◆ DIRECTIVE
List every line below containing "iain".

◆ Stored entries
====

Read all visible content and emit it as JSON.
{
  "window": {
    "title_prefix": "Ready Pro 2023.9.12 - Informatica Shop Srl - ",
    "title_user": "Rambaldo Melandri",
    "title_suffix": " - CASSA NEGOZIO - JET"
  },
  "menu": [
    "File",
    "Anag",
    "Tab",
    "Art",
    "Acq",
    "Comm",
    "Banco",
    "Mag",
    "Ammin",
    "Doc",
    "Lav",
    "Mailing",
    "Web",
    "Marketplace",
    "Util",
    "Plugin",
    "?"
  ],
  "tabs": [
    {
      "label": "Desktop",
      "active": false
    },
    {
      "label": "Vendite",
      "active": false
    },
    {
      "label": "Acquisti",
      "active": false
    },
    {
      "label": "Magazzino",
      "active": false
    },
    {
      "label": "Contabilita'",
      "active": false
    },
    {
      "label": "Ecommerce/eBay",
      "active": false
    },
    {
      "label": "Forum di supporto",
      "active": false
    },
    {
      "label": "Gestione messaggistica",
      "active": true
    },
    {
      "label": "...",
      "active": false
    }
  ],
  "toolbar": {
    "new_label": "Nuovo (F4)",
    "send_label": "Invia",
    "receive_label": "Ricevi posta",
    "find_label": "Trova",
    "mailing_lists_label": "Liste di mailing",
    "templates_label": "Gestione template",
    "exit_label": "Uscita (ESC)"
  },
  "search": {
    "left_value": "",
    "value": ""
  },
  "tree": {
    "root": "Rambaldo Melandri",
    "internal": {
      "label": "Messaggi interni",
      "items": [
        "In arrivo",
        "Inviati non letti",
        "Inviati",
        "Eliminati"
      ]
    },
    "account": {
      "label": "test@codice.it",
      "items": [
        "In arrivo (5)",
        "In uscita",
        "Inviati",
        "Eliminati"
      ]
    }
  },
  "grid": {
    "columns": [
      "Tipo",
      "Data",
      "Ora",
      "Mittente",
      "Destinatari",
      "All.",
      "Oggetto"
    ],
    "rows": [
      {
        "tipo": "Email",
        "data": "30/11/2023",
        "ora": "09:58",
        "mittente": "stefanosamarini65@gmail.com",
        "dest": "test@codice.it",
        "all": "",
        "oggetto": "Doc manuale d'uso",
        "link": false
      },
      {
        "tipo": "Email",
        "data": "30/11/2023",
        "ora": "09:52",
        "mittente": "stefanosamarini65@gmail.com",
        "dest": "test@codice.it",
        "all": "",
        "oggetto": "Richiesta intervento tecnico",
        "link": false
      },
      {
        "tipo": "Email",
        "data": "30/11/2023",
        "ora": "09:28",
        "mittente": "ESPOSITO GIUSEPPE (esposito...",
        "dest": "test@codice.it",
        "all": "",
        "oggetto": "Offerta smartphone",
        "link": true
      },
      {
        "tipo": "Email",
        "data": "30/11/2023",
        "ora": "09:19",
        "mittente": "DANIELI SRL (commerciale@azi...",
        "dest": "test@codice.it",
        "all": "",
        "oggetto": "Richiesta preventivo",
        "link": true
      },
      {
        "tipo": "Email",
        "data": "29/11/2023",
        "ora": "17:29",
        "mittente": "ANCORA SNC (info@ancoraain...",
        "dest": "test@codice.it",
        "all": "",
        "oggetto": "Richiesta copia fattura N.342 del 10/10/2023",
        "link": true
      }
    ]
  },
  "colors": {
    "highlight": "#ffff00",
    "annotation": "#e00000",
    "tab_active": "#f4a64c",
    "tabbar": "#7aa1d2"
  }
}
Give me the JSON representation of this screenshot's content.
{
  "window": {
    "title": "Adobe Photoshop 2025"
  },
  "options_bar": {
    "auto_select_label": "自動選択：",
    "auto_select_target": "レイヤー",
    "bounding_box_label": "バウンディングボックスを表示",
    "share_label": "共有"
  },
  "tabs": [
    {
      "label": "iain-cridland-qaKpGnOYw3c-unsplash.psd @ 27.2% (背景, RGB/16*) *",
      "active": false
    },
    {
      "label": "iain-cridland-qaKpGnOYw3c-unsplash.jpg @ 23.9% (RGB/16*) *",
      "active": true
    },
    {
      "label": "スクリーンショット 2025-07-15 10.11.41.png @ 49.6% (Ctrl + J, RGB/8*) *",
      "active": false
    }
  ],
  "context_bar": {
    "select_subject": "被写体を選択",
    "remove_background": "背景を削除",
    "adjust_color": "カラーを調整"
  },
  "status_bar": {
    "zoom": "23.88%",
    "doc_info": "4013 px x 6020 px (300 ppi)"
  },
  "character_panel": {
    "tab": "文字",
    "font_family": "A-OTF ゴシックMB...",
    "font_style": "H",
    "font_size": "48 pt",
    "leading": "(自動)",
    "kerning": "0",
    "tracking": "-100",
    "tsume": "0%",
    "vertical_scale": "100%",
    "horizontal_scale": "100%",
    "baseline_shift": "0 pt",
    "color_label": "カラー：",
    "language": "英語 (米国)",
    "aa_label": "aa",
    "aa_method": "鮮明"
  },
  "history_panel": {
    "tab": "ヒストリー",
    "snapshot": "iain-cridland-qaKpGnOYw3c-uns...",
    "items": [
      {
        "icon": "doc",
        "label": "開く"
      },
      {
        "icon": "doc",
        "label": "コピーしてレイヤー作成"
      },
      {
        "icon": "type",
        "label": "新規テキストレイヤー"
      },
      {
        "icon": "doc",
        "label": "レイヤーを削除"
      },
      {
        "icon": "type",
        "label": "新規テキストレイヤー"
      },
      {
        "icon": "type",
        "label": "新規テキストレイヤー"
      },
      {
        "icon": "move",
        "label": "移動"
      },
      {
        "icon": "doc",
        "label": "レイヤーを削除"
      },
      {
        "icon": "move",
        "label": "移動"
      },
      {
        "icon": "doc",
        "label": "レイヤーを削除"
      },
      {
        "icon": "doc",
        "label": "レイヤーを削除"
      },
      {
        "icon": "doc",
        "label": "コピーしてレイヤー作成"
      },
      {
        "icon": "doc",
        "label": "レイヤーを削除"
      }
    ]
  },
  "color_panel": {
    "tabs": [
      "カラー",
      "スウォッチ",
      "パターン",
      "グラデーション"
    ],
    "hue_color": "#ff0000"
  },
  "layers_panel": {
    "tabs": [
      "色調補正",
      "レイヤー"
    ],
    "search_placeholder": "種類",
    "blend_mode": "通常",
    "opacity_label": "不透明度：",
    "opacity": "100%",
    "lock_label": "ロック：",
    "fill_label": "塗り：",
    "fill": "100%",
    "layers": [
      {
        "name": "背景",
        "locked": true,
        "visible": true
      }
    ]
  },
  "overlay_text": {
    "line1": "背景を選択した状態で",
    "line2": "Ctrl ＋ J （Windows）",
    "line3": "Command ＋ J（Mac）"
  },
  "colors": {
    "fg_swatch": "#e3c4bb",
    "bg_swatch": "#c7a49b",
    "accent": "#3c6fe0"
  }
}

====

◆ THE COMPLETED TASK
      "label": "iain-cridland-qaKpGnOYw3c-unsplash.psd @ 27.2% (背景, RGB/16*) *",
      "label": "iain-cridland-qaKpGnOYw3c-unsplash.jpg @ 23.9% (RGB/16*) *",
    "snapshot": "iain-cridland-qaKpGnOYw3c-uns...",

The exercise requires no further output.